Matthew says that Amazon's "Search Inside" feature requires a physical book to be submitted for scanning.
  • That's not true. A PDF file is fine. CreateSpace books are included in the program automatically, with no work by the publisher.
"I am currently in the beginning stages of utilizing [Lightning Source] and it is too early for me to report."
  • Then you have no business writing a book about self-publishing! 
". . .  I will ask the recipient if they will be willing to give a favorable Amazon review in exchange for a free book."
  • OMG, Matthew publicly admits to being corrupt. NOTE: he did not bribe me to write this review.
". . . I believe every publisher and author should get involved to some degree in product fulfillment."
  • That's ridiculous. An author should not have to be a warehouse manager and shipping clerk. Let the printer ship books to Amazon's customers, and spend your time writing and marketing.
Matthew recommends shipping books in bubble envelopes.
  • Rigid cardboard boxes provide more protection, and are available free from the Post Office for use with Priority Mail.
"We currently cannot justify the learning curve and costs for an in-house postage system."
  • Both the curve and the cost are minimal.
"I have a lot to learn to market and promote my books."
  • And a lot to learn before writing about publishing.
Matthew's picture is on the back cover and on the "about the author" page,  and at least four pix are elsewhere in the book.
  • I have a big ego -- but not THAT big. Hey Matthew, one is enough.
The book has 222 pages of text.
  • That's much too few to justify the high $21.95 cover price. There are many bigger and better books with lower prices. I wrote some of them.
  • No secrets are revealed in the book, and traditional publishers don't care if you read the book. Actually, if you follow Matthew's advice, you will not be much competition for Simon & Schuster or Random House -- so maybe traditional publishers would like you to read the book and fail at publishing.
It also says, "Nothing transforms your professional image and credibility more quickly than becoming an author of a professional book."
  • Nothing hurts your image and credibility more quickly than an unprofessional book -- like this one.
It also says, "Traditional publishers, bookstores, and literary agents say that you cannot successfully publish or sell your own book without their help."
  • Matthew, please name some of the publishers, stores and agents that said that; and how does a store speak?
It also says, "The myths they perpetuate are: * It is difficult to write a book. * It is expensive to publish a book. * You have to be a good writer. * Your book cannot sell without a bookstore. * You need an agent to get reputably published.
  • Actually, Mathew is creating the myth that you don't have to be a good writer. If you're a bad writer, you may get a review like this one.
It also says, "In this unconventional, revealing book . . . ."
  • It's neither unconventional nor revealing.
Matthew's website says,  "there is a need for more publishers and authors."
  • That's probably not true, and even if it is true, maybe Matthew should not be one of them.
    Author Matthew Chan has no reason to smile about his dreadful book, unless he's smiling about the ignorant suckers who paid for it.


  1. "Nobody ever went broke underestimating the intelligence of the American public."
    H.L. Mencken

  2. What an idiot! Did Chan have to cheat to get his driver's license?

• **WHAT IS BEING ASKED**
Answer these about the book review above:
1. How many pages of text does the book have?
2. What cover price does the review give for the book?
3. What does the reviewer say the Post Office provides free for use with Priority Mail?

• **EXTRACTED RECORDS**

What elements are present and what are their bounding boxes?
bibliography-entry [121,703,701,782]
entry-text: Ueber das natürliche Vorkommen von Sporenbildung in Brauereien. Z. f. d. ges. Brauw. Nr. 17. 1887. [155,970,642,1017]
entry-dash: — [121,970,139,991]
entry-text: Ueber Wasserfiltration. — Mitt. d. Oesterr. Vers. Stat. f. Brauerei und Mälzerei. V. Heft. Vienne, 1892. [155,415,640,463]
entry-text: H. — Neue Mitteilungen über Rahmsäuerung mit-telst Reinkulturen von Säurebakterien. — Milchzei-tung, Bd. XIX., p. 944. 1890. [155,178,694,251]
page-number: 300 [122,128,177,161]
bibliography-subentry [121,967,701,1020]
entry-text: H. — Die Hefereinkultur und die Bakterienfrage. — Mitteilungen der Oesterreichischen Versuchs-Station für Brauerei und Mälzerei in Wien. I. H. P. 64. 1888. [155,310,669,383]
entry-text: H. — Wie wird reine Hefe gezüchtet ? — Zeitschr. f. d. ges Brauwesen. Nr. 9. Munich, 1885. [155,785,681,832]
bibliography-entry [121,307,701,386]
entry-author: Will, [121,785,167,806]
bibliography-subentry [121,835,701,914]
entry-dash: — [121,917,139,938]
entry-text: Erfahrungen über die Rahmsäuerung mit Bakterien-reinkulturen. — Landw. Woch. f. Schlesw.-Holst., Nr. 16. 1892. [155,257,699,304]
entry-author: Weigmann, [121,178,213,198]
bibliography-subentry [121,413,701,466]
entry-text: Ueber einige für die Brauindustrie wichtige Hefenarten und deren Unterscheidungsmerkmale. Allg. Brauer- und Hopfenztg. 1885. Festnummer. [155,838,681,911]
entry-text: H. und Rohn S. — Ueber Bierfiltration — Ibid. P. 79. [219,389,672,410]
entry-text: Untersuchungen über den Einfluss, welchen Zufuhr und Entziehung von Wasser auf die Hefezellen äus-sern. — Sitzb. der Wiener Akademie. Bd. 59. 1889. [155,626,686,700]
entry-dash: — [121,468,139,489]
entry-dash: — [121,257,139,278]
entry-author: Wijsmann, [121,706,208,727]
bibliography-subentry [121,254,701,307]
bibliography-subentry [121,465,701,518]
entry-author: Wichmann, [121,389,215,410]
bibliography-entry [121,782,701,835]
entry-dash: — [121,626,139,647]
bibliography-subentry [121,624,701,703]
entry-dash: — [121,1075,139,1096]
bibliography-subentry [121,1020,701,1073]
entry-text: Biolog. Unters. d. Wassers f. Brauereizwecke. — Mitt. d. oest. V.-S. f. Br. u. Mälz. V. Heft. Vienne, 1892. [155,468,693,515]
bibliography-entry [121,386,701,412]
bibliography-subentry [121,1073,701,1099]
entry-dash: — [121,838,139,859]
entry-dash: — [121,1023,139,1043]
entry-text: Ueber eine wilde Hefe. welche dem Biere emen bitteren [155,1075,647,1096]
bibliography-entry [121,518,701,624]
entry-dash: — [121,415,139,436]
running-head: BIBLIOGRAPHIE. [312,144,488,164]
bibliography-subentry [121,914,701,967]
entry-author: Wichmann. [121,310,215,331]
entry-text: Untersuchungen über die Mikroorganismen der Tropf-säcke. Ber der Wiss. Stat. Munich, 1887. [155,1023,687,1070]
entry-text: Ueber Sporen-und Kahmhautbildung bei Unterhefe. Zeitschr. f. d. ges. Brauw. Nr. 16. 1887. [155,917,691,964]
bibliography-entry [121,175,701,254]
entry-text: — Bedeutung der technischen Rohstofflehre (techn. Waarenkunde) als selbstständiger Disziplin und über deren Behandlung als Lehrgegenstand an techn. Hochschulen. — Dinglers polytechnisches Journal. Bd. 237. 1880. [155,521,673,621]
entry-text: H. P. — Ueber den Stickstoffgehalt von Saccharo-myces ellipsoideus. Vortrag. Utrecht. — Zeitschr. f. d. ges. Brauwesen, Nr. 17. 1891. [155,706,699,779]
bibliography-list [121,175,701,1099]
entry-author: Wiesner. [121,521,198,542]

• **OUTPUT OF THE EXERCISE**
1. 222 pages.
2. $21.95.
3. Rigid cardboard boxes.